** Start of Provided material **

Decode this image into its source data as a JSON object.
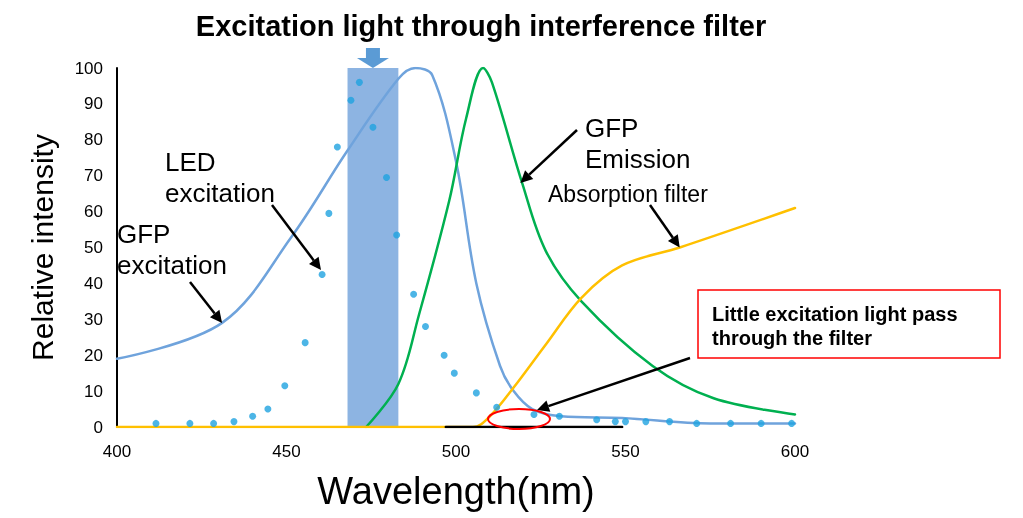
{
  "chart_data": {
    "type": "line",
    "title": "Excitation light through interference filter",
    "xlabel": "Wavelength(nm)",
    "ylabel": "Relative intensity",
    "xlim": [
      400,
      600
    ],
    "xticks": [
      400,
      450,
      500,
      550,
      600
    ],
    "ylim": [
      0,
      100
    ],
    "yticks": [
      0,
      10,
      20,
      30,
      40,
      50,
      60,
      70,
      80,
      90,
      100
    ],
    "grid": false,
    "marker": "none",
    "line_style": "solid",
    "series": [
      {
        "color": "#6fa3dc",
        "x": [
          400,
          431,
          451.5,
          468,
          483,
          488,
          493,
          500,
          506,
          513,
          517,
          522.5,
          531,
          549,
          575,
          600
        ],
        "values": [
          19,
          29,
          53,
          77,
          97,
          100,
          98,
          74,
          40,
          17,
          10,
          5,
          3,
          2.5,
          1,
          1
        ]
      },
      {
        "color": "#00b050",
        "x": [
          473.5,
          483,
          489,
          498,
          503,
          508,
          510.6,
          519.5,
          526.5,
          537,
          558,
          576,
          600
        ],
        "values": [
          0,
          12,
          31,
          63,
          86,
          100,
          96,
          68,
          49,
          35,
          17,
          8,
          3.5
        ]
      },
      {
        "color": "#ffc000",
        "x": [
          400,
          505,
          510,
          517,
          526.5,
          537,
          549,
          566,
          600
        ],
        "values": [
          0,
          0,
          3,
          11,
          23,
          36,
          45,
          50,
          61
        ]
      },
      {
        "color": "#000000",
        "x": [
          497,
          549
        ],
        "values": [
          0,
          0
        ]
      },
      {
        "type": "scatter",
        "color": "#1fa3e0",
        "marker": "circle",
        "x": [
          411.5,
          421.5,
          428.5,
          434.5,
          440,
          444.5,
          449.5,
          455.5,
          460.5,
          462.5,
          465,
          469,
          471.5,
          475.5,
          479.5,
          482.5,
          487.5,
          491,
          496.5,
          499.5,
          506,
          512,
          523,
          530.5,
          541.5,
          547,
          550,
          556,
          563,
          571,
          581,
          590,
          599
        ],
        "values": [
          1,
          1,
          1,
          1.5,
          3,
          5,
          11.5,
          23.5,
          42.5,
          59.5,
          78,
          91,
          96,
          83.5,
          69.5,
          53.5,
          37,
          28,
          20,
          15,
          9.5,
          5.5,
          3.5,
          3,
          2,
          1.5,
          1.5,
          1.5,
          1.5,
          1,
          1,
          1,
          1
        ]
      }
    ],
    "bands": [
      {
        "axis": "x",
        "from": 468,
        "to": 483,
        "color": "#8db4e2"
      }
    ],
    "annotations": [
      {
        "text": "GFP excitation",
        "x": 431,
        "y": 29
      },
      "LED excitation",
      {
        "text": "GFP Emission",
        "x": 519,
        "y": 68
      },
      {
        "text": "Absorption filter",
        "x": 566,
        "y": 50
      },
      "Little excitation light pass through the filter"
    ]
  }
}
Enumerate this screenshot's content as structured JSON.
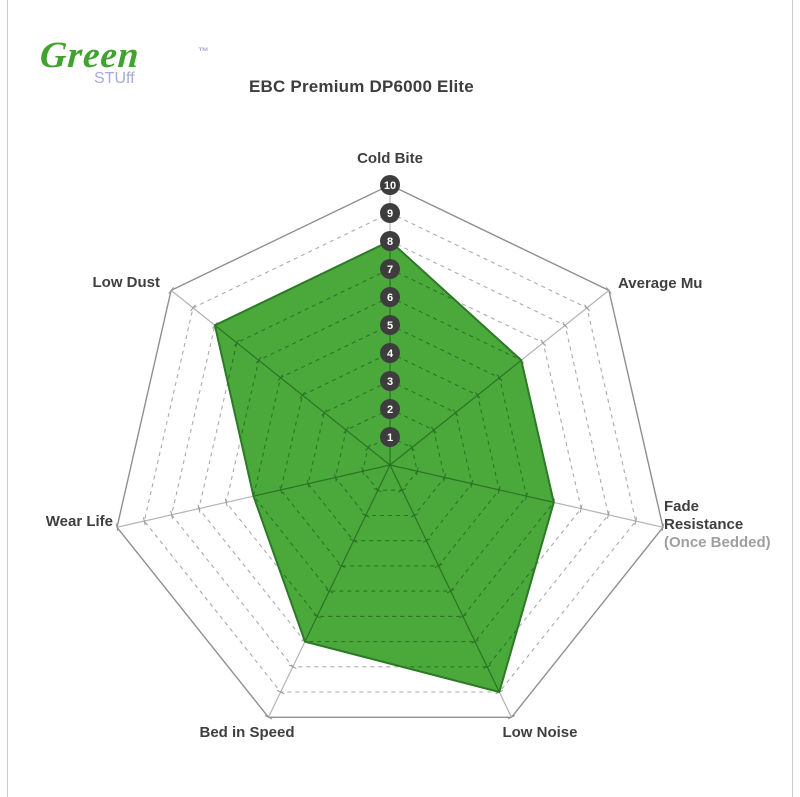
{
  "logo": {
    "green_text": "Green",
    "stuff_main": "STU",
    "stuff_ff": "ff",
    "trademark": "™",
    "green_color": "#3fa32e",
    "purple_color": "#a7a9d6"
  },
  "header": {
    "title": "EBC Premium DP6000 Elite"
  },
  "chart_data": {
    "type": "radar",
    "title": "EBC Premium DP6000 Elite",
    "axes": [
      {
        "label_lines": [
          "Cold Bite"
        ],
        "value": 8
      },
      {
        "label_lines": [
          "Average Mu"
        ],
        "value": 6
      },
      {
        "label_lines": [
          "Fade",
          "Resistance",
          "(Once Bedded)"
        ],
        "value": 6
      },
      {
        "label_lines": [
          "Low Noise"
        ],
        "value": 9
      },
      {
        "label_lines": [
          "Bed in Speed"
        ],
        "value": 7
      },
      {
        "label_lines": [
          "Wear Life"
        ],
        "value": 5
      },
      {
        "label_lines": [
          "Low Dust"
        ],
        "value": 8
      }
    ],
    "scale": {
      "min": 1,
      "max": 10,
      "ticks": [
        1,
        2,
        3,
        4,
        5,
        6,
        7,
        8,
        9,
        10
      ]
    },
    "grid": "dashed-rings",
    "legend": null,
    "colors": {
      "fill": "#4ba93c",
      "stroke": "#2c7a26",
      "grid_dashed": "#ababab",
      "grid_outer": "#8f8f8f",
      "axis_line": "#b3b3b3",
      "axis_tick": "#9a9a9a",
      "grid_on_fill": "#256b20",
      "tick_circle": "#3d3d3d",
      "tick_text": "#ffffff",
      "label": "#3f3f3f",
      "label_muted": "#9f9f9f"
    }
  }
}
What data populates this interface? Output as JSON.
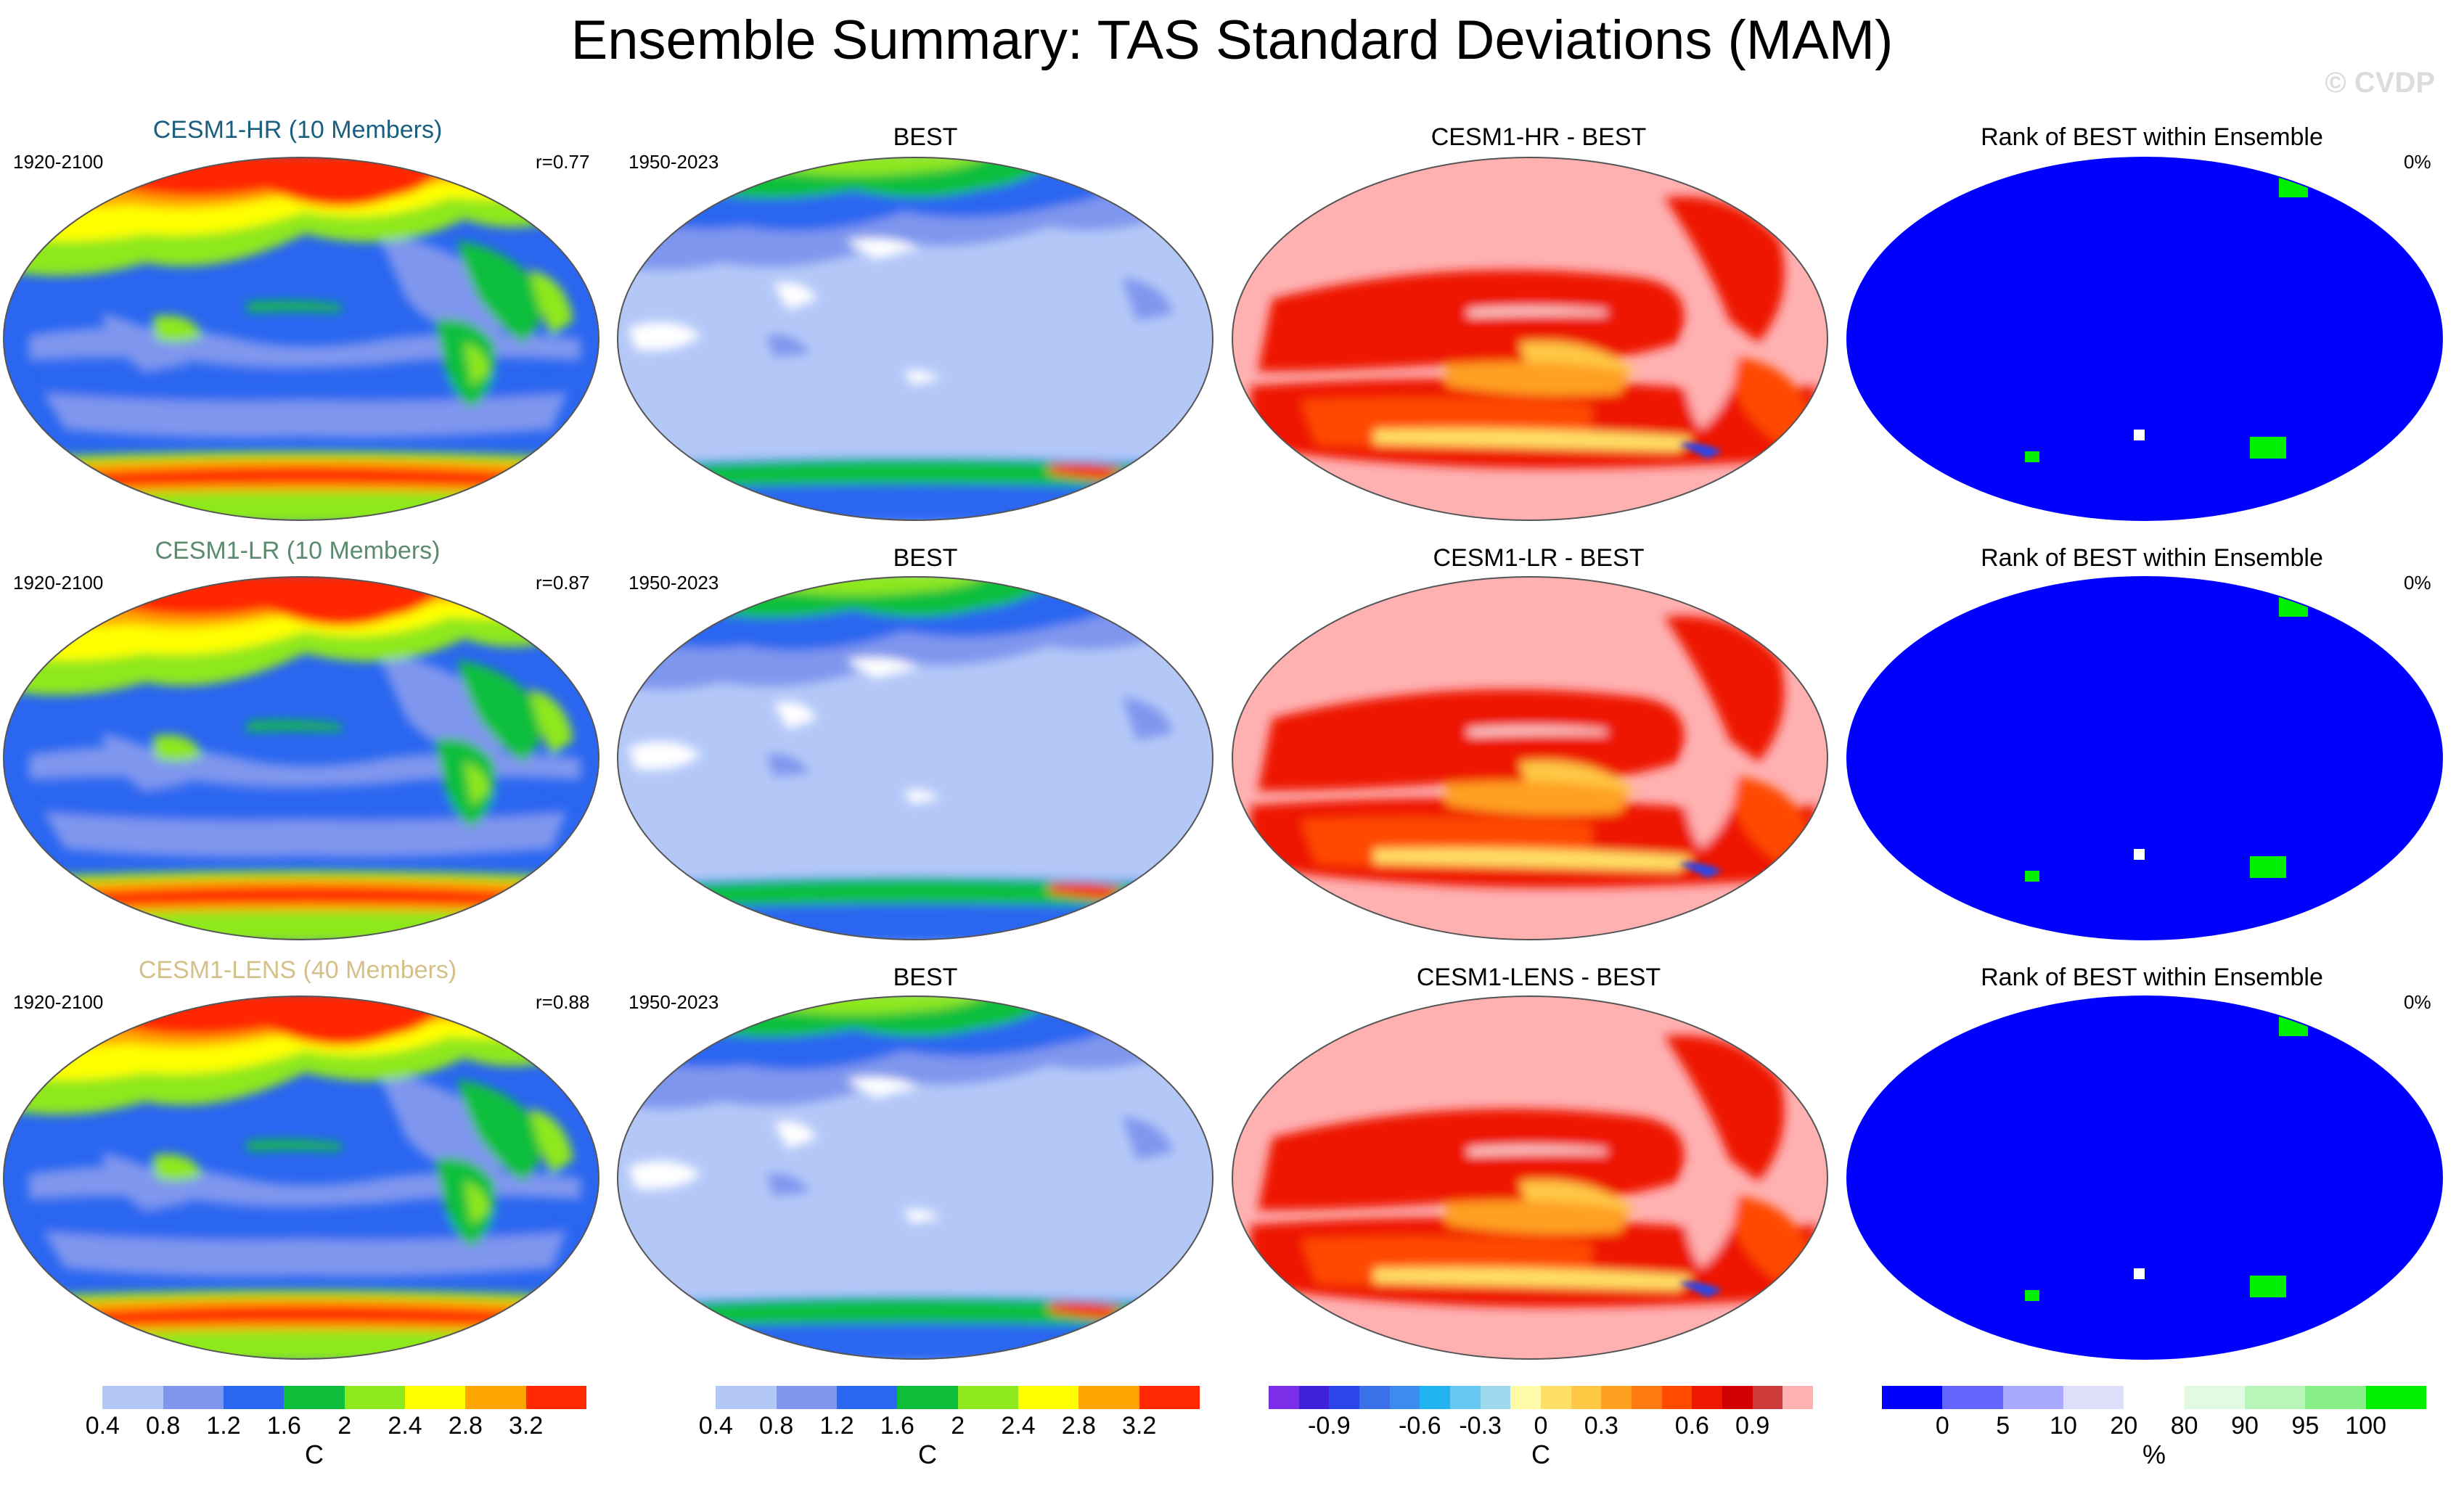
{
  "title": "Ensemble Summary: TAS Standard Deviations (MAM)",
  "watermark": "© CVDP",
  "rows": [
    {
      "model": "CESM1-HR (10 Members)",
      "model_color": "#1a5e80",
      "model_years": "1920-2100",
      "corr": "r=0.77",
      "obs": "BEST",
      "obs_years": "1950-2023",
      "diff": "CESM1-HR - BEST",
      "rank": "Rank of BEST within Ensemble",
      "rank_pct": "0%"
    },
    {
      "model": "CESM1-LR (10 Members)",
      "model_color": "#5b8a6e",
      "model_years": "1920-2100",
      "corr": "r=0.87",
      "obs": "BEST",
      "obs_years": "1950-2023",
      "diff": "CESM1-LR - BEST",
      "rank": "Rank of BEST within Ensemble",
      "rank_pct": "0%"
    },
    {
      "model": "CESM1-LENS (40 Members)",
      "model_color": "#d4c088",
      "model_years": "1920-2100",
      "corr": "r=0.88",
      "obs": "BEST",
      "obs_years": "1950-2023",
      "diff": "CESM1-LENS - BEST",
      "rank": "Rank of BEST within Ensemble",
      "rank_pct": "0%"
    }
  ],
  "colorbars": [
    {
      "colors": [
        "#ffffff",
        "#b4c8f8",
        "#7f96ee",
        "#2a66f0",
        "#0fbf3c",
        "#8ee81e",
        "#ffff00",
        "#ffa500",
        "#ff2800"
      ],
      "ticks": [
        "0.4",
        "0.8",
        "1.2",
        "1.6",
        "2",
        "2.4",
        "2.8",
        "3.2"
      ],
      "unit": "C"
    },
    {
      "colors": [
        "#ffffff",
        "#b4c8f8",
        "#7f96ee",
        "#2a66f0",
        "#0fbf3c",
        "#8ee81e",
        "#ffff00",
        "#ffa500",
        "#ff2800"
      ],
      "ticks": [
        "0.4",
        "0.8",
        "1.2",
        "1.6",
        "2",
        "2.4",
        "2.8",
        "3.2"
      ],
      "unit": "C"
    },
    {
      "colors": [
        "#7b2ee8",
        "#4020d8",
        "#2a46e8",
        "#3a70e8",
        "#3c8cf0",
        "#22b4f0",
        "#66c8f0",
        "#9ed8ee",
        "#fffaaa",
        "#ffe066",
        "#ffc844",
        "#ffa020",
        "#ff7a10",
        "#ff4a00",
        "#ee1800",
        "#d00000",
        "#cc3a3a",
        "#ffb0b0"
      ],
      "ticks": [
        "-0.9",
        "-0.6",
        "-0.3",
        "0",
        "0.3",
        "0.6",
        "0.9"
      ],
      "unit": "C"
    },
    {
      "colors": [
        "#0000ff",
        "#6565ff",
        "#a8a8ff",
        "#dedefa",
        "#ffffff",
        "#e2fae2",
        "#b8f5b8",
        "#88ee88",
        "#00ee00"
      ],
      "ticks": [
        "0",
        "5",
        "10",
        "20",
        "80",
        "90",
        "95",
        "100"
      ],
      "unit": "%"
    }
  ]
}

** End of Provided material **

Goal
Above are some records. Report the number of their lines that include "through", and add nothing else.

Task result
2